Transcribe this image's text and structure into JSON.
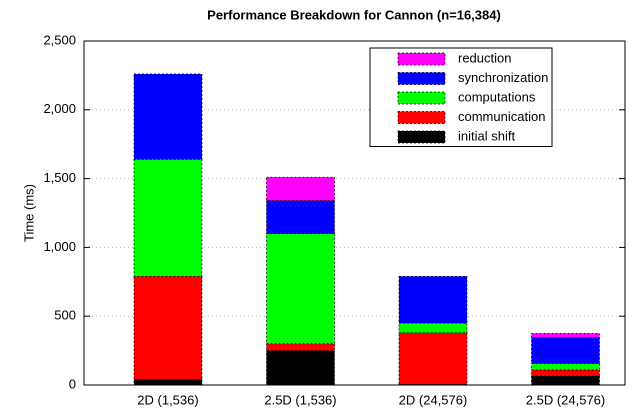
{
  "chart_data": {
    "type": "stacked-bar",
    "title": "Performance Breakdown for Cannon (n=16,384)",
    "y_label": "Time (ms)",
    "categories": [
      "2D (1,536)",
      "2.5D (1,536)",
      "2D (24,576)",
      "2.5D (24,576)"
    ],
    "series": [
      {
        "name": "initial shift",
        "color": "#000000",
        "values": [
          40,
          250,
          5,
          65
        ]
      },
      {
        "name": "communication",
        "color": "#ff0000",
        "values": [
          750,
          50,
          375,
          45
        ]
      },
      {
        "name": "computations",
        "color": "#00ff00",
        "values": [
          850,
          800,
          70,
          45
        ]
      },
      {
        "name": "synchronization",
        "color": "#0000ff",
        "values": [
          620,
          240,
          340,
          190
        ]
      },
      {
        "name": "reduction",
        "color": "#ff00ff",
        "values": [
          0,
          170,
          0,
          30
        ]
      }
    ],
    "ylim": [
      0,
      2500
    ],
    "yticks": [
      0,
      500,
      {
        "value": 1000,
        "label": "1,000"
      },
      {
        "value": 1500,
        "label": "1,500"
      },
      {
        "value": 2000,
        "label": "2,000"
      },
      {
        "value": 2500,
        "label": "2,500"
      }
    ],
    "grid": true,
    "legend": "top-right"
  }
}
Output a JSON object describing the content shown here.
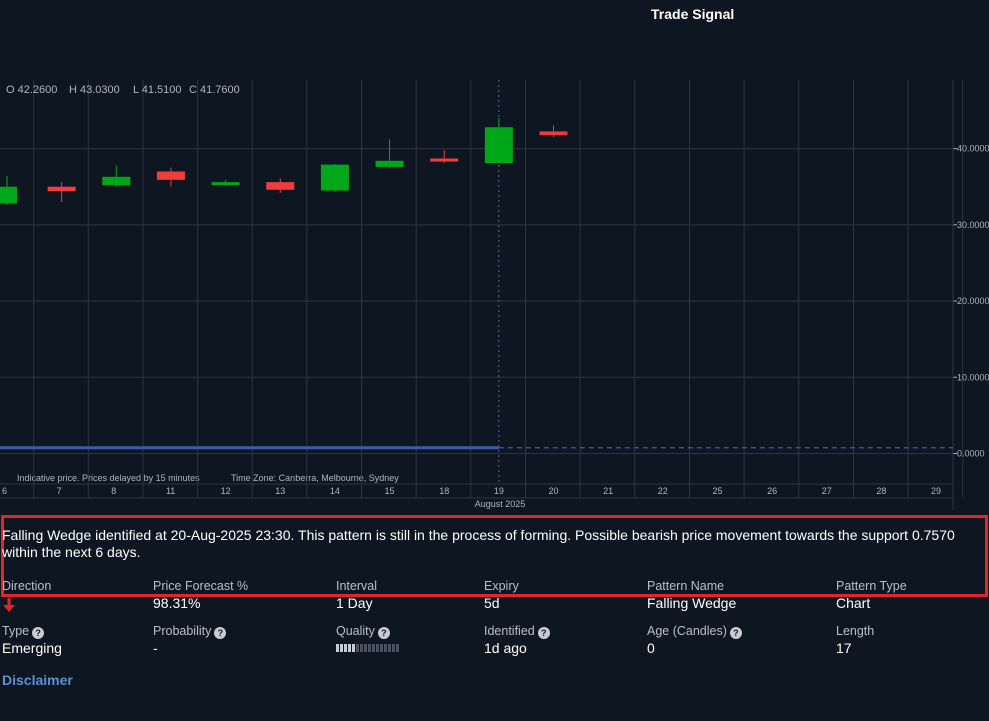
{
  "header": {
    "title": "Trade Signal"
  },
  "ohlc": {
    "o": "O 42.2600",
    "h": "H 43.0300",
    "l": "L 41.5100",
    "c": "C 41.7600"
  },
  "chart_data": {
    "type": "candlestick",
    "y_ticks": [
      "0.0000",
      "10.0000",
      "20.0000",
      "30.0000",
      "40.0000"
    ],
    "y_tick_values": [
      0,
      10,
      20,
      30,
      40
    ],
    "x_ticks": [
      "6",
      "7",
      "8",
      "11",
      "12",
      "13",
      "14",
      "15",
      "18",
      "19",
      "20",
      "21",
      "22",
      "25",
      "26",
      "27",
      "28",
      "29"
    ],
    "x_group_label": "August 2025",
    "candles": [
      {
        "date": "6",
        "open": 32.8,
        "high": 36.4,
        "low": 32.6,
        "close": 35.0
      },
      {
        "date": "7",
        "open": 35.0,
        "high": 35.6,
        "low": 33.0,
        "close": 34.4
      },
      {
        "date": "8",
        "open": 35.2,
        "high": 37.8,
        "low": 35.0,
        "close": 36.3
      },
      {
        "date": "11",
        "open": 37.0,
        "high": 37.5,
        "low": 35.0,
        "close": 35.9
      },
      {
        "date": "12",
        "open": 35.3,
        "high": 35.9,
        "low": 35.1,
        "close": 35.6
      },
      {
        "date": "13",
        "open": 35.6,
        "high": 36.1,
        "low": 34.2,
        "close": 34.6
      },
      {
        "date": "14",
        "open": 34.5,
        "high": 38.0,
        "low": 34.3,
        "close": 37.9
      },
      {
        "date": "15",
        "open": 37.6,
        "high": 41.2,
        "low": 37.5,
        "close": 38.4
      },
      {
        "date": "18",
        "open": 38.7,
        "high": 39.8,
        "low": 38.1,
        "close": 38.3
      },
      {
        "date": "19",
        "open": 38.1,
        "high": 44.0,
        "low": 38.0,
        "close": 42.8
      },
      {
        "date": "20",
        "open": 42.26,
        "high": 43.03,
        "low": 41.51,
        "close": 41.76
      }
    ],
    "support_level": 0.757,
    "ylim": [
      -4,
      49
    ],
    "colors": {
      "up": "#00a819",
      "down": "#f23b3b",
      "support": "#3b5bab",
      "grid": "#2c3441",
      "text": "#aeb5c0"
    }
  },
  "chart_notes": {
    "delay": "Indicative price. Prices delayed by 15 minutes",
    "timezone": "Time Zone: Canberra, Melbourne, Sydney"
  },
  "description": "Falling Wedge identified at 20-Aug-2025 23:30. This pattern is still in the process of forming. Possible bearish price movement towards the support 0.7570 within the next 6 days.",
  "fields_row1": [
    {
      "label": "Direction",
      "value": ""
    },
    {
      "label": "Price Forecast %",
      "value": "98.31%"
    },
    {
      "label": "Interval",
      "value": "1 Day"
    },
    {
      "label": "Expiry",
      "value": "5d"
    },
    {
      "label": "Pattern Name",
      "value": "Falling Wedge"
    },
    {
      "label": "Pattern Type",
      "value": "Chart"
    }
  ],
  "fields_row2": [
    {
      "label": "Type",
      "value": "Emerging"
    },
    {
      "label": "Probability",
      "value": "-"
    },
    {
      "label": "Quality",
      "value": ""
    },
    {
      "label": "Identified",
      "value": "1d ago"
    },
    {
      "label": "Age (Candles)",
      "value": "0"
    },
    {
      "label": "Length",
      "value": "17"
    }
  ],
  "quality_level": 0.3,
  "help_glyph": "?",
  "disclaimer": "Disclaimer"
}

REQUIRED TASK: Make an exact copy of every record, pictures excluded.

COMPLETE ANSWER:
Transcribe this image's text and structure into JSON.
{
  "chart_data": {
    "type": "stacked-bar",
    "title": "Performance Breakdown for Cannon (n=16,384)",
    "y_label": "Time (ms)",
    "categories": [
      "2D (1,536)",
      "2.5D (1,536)",
      "2D (24,576)",
      "2.5D (24,576)"
    ],
    "series": [
      {
        "name": "initial shift",
        "color": "#000000",
        "values": [
          40,
          250,
          5,
          65
        ]
      },
      {
        "name": "communication",
        "color": "#ff0000",
        "values": [
          750,
          50,
          375,
          45
        ]
      },
      {
        "name": "computations",
        "color": "#00ff00",
        "values": [
          850,
          800,
          70,
          45
        ]
      },
      {
        "name": "synchronization",
        "color": "#0000ff",
        "values": [
          620,
          240,
          340,
          190
        ]
      },
      {
        "name": "reduction",
        "color": "#ff00ff",
        "values": [
          0,
          170,
          0,
          30
        ]
      }
    ],
    "ylim": [
      0,
      2500
    ],
    "yticks": [
      0,
      500,
      {
        "value": 1000,
        "label": "1,000"
      },
      {
        "value": 1500,
        "label": "1,500"
      },
      {
        "value": 2000,
        "label": "2,000"
      },
      {
        "value": 2500,
        "label": "2,500"
      }
    ],
    "grid": true,
    "legend": "top-right"
  }
}
Output a JSON object describing the content shown here.
{
  "header": {
    "title": "Trade Signal"
  },
  "ohlc": {
    "o": "O 42.2600",
    "h": "H 43.0300",
    "l": "L 41.5100",
    "c": "C 41.7600"
  },
  "chart_data": {
    "type": "candlestick",
    "y_ticks": [
      "0.0000",
      "10.0000",
      "20.0000",
      "30.0000",
      "40.0000"
    ],
    "y_tick_values": [
      0,
      10,
      20,
      30,
      40
    ],
    "x_ticks": [
      "6",
      "7",
      "8",
      "11",
      "12",
      "13",
      "14",
      "15",
      "18",
      "19",
      "20",
      "21",
      "22",
      "25",
      "26",
      "27",
      "28",
      "29"
    ],
    "x_group_label": "August 2025",
    "candles": [
      {
        "date": "6",
        "open": 32.8,
        "high": 36.4,
        "low": 32.6,
        "close": 35.0
      },
      {
        "date": "7",
        "open": 35.0,
        "high": 35.6,
        "low": 33.0,
        "close": 34.4
      },
      {
        "date": "8",
        "open": 35.2,
        "high": 37.8,
        "low": 35.0,
        "close": 36.3
      },
      {
        "date": "11",
        "open": 37.0,
        "high": 37.5,
        "low": 35.0,
        "close": 35.9
      },
      {
        "date": "12",
        "open": 35.3,
        "high": 35.9,
        "low": 35.1,
        "close": 35.6
      },
      {
        "date": "13",
        "open": 35.6,
        "high": 36.1,
        "low": 34.2,
        "close": 34.6
      },
      {
        "date": "14",
        "open": 34.5,
        "high": 38.0,
        "low": 34.3,
        "close": 37.9
      },
      {
        "date": "15",
        "open": 37.6,
        "high": 41.2,
        "low": 37.5,
        "close": 38.4
      },
      {
        "date": "18",
        "open": 38.7,
        "high": 39.8,
        "low": 38.1,
        "close": 38.3
      },
      {
        "date": "19",
        "open": 38.1,
        "high": 44.0,
        "low": 38.0,
        "close": 42.8
      },
      {
        "date": "20",
        "open": 42.26,
        "high": 43.03,
        "low": 41.51,
        "close": 41.76
      }
    ],
    "support_level": 0.757,
    "ylim": [
      -4,
      49
    ],
    "colors": {
      "up": "#00a819",
      "down": "#f23b3b",
      "support": "#3b5bab",
      "grid": "#2c3441",
      "text": "#aeb5c0"
    }
  },
  "chart_notes": {
    "delay": "Indicative price. Prices delayed by 15 minutes",
    "timezone": "Time Zone: Canberra, Melbourne, Sydney"
  },
  "description": "Falling Wedge identified at 20-Aug-2025 23:30. This pattern is still in the process of forming. Possible bearish price movement towards the support 0.7570 within the next 6 days.",
  "fields_row1": [
    {
      "label": "Direction",
      "value": ""
    },
    {
      "label": "Price Forecast %",
      "value": "98.31%"
    },
    {
      "label": "Interval",
      "value": "1 Day"
    },
    {
      "label": "Expiry",
      "value": "5d"
    },
    {
      "label": "Pattern Name",
      "value": "Falling Wedge"
    },
    {
      "label": "Pattern Type",
      "value": "Chart"
    }
  ],
  "fields_row2": [
    {
      "label": "Type",
      "value": "Emerging"
    },
    {
      "label": "Probability",
      "value": "-"
    },
    {
      "label": "Quality",
      "value": ""
    },
    {
      "label": "Identified",
      "value": "1d ago"
    },
    {
      "label": "Age (Candles)",
      "value": "0"
    },
    {
      "label": "Length",
      "value": "17"
    }
  ],
  "quality_level": 0.3,
  "help_glyph": "?",
  "disclaimer": "Disclaimer"
}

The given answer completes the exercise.